Dataset records
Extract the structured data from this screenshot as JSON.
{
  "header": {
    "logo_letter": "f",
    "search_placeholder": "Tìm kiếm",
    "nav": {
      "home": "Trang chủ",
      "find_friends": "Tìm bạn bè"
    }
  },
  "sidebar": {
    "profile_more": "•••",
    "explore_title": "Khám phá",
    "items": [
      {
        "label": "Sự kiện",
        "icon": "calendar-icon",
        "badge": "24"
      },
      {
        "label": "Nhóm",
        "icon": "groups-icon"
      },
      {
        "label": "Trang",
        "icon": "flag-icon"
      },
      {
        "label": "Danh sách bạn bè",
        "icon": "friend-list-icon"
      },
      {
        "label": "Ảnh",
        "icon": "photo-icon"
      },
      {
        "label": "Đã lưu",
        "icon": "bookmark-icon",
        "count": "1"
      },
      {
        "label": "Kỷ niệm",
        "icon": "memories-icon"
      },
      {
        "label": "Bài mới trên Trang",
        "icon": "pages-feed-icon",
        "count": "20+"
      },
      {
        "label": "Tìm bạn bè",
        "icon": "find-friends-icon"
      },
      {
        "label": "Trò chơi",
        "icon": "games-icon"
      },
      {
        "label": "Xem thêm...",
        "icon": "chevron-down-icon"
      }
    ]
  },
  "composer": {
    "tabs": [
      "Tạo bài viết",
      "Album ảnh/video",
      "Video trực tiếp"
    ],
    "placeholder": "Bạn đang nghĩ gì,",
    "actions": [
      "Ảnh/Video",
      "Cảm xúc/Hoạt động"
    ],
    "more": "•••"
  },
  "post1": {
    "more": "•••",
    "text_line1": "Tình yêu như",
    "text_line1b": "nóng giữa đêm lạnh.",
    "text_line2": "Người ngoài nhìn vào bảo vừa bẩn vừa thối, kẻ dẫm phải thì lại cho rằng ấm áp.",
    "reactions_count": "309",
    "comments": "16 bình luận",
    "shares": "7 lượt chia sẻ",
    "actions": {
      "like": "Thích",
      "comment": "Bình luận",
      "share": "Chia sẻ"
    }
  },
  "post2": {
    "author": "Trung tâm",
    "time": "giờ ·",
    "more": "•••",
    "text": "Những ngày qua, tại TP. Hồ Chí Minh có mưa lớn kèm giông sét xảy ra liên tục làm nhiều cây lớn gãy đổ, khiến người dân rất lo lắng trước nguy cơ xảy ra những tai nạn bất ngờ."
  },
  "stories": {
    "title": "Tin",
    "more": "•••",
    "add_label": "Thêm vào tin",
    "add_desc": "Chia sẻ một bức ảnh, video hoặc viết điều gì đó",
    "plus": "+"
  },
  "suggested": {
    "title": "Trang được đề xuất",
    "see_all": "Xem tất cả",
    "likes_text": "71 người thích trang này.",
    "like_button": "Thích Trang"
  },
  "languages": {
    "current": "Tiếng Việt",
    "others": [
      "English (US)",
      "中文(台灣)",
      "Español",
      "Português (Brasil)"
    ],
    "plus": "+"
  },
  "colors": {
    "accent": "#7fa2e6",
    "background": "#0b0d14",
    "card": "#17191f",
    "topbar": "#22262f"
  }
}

— Given instruction —
Every line of the material must be returned exactly as it appears.

— Final result —
Extract the structured data from this screenshot as JSON.
{
  "header": {
    "logo_letter": "f",
    "search_placeholder": "Tìm kiếm",
    "nav": {
      "home": "Trang chủ",
      "find_friends": "Tìm bạn bè"
    }
  },
  "sidebar": {
    "profile_more": "•••",
    "explore_title": "Khám phá",
    "items": [
      {
        "label": "Sự kiện",
        "icon": "calendar-icon",
        "badge": "24"
      },
      {
        "label": "Nhóm",
        "icon": "groups-icon"
      },
      {
        "label": "Trang",
        "icon": "flag-icon"
      },
      {
        "label": "Danh sách bạn bè",
        "icon": "friend-list-icon"
      },
      {
        "label": "Ảnh",
        "icon": "photo-icon"
      },
      {
        "label": "Đã lưu",
        "icon": "bookmark-icon",
        "count": "1"
      },
      {
        "label": "Kỷ niệm",
        "icon": "memories-icon"
      },
      {
        "label": "Bài mới trên Trang",
        "icon": "pages-feed-icon",
        "count": "20+"
      },
      {
        "label": "Tìm bạn bè",
        "icon": "find-friends-icon"
      },
      {
        "label": "Trò chơi",
        "icon": "games-icon"
      },
      {
        "label": "Xem thêm...",
        "icon": "chevron-down-icon"
      }
    ]
  },
  "composer": {
    "tabs": [
      "Tạo bài viết",
      "Album ảnh/video",
      "Video trực tiếp"
    ],
    "placeholder": "Bạn đang nghĩ gì,",
    "actions": [
      "Ảnh/Video",
      "Cảm xúc/Hoạt động"
    ],
    "more": "•••"
  },
  "post1": {
    "more": "•••",
    "text_line1": "Tình yêu như",
    "text_line1b": "nóng giữa đêm lạnh.",
    "text_line2": "Người ngoài nhìn vào bảo vừa bẩn vừa thối, kẻ dẫm phải thì lại cho rằng ấm áp.",
    "reactions_count": "309",
    "comments": "16 bình luận",
    "shares": "7 lượt chia sẻ",
    "actions": {
      "like": "Thích",
      "comment": "Bình luận",
      "share": "Chia sẻ"
    }
  },
  "post2": {
    "author": "Trung tâm",
    "time": "giờ ·",
    "more": "•••",
    "text": "Những ngày qua, tại TP. Hồ Chí Minh có mưa lớn kèm giông sét xảy ra liên tục làm nhiều cây lớn gãy đổ, khiến người dân rất lo lắng trước nguy cơ xảy ra những tai nạn bất ngờ."
  },
  "stories": {
    "title": "Tin",
    "more": "•••",
    "add_label": "Thêm vào tin",
    "add_desc": "Chia sẻ một bức ảnh, video hoặc viết điều gì đó",
    "plus": "+"
  },
  "suggested": {
    "title": "Trang được đề xuất",
    "see_all": "Xem tất cả",
    "likes_text": "71 người thích trang này.",
    "like_button": "Thích Trang"
  },
  "languages": {
    "current": "Tiếng Việt",
    "others": [
      "English (US)",
      "中文(台灣)",
      "Español",
      "Português (Brasil)"
    ],
    "plus": "+"
  },
  "colors": {
    "accent": "#7fa2e6",
    "background": "#0b0d14",
    "card": "#17191f",
    "topbar": "#22262f"
  }
}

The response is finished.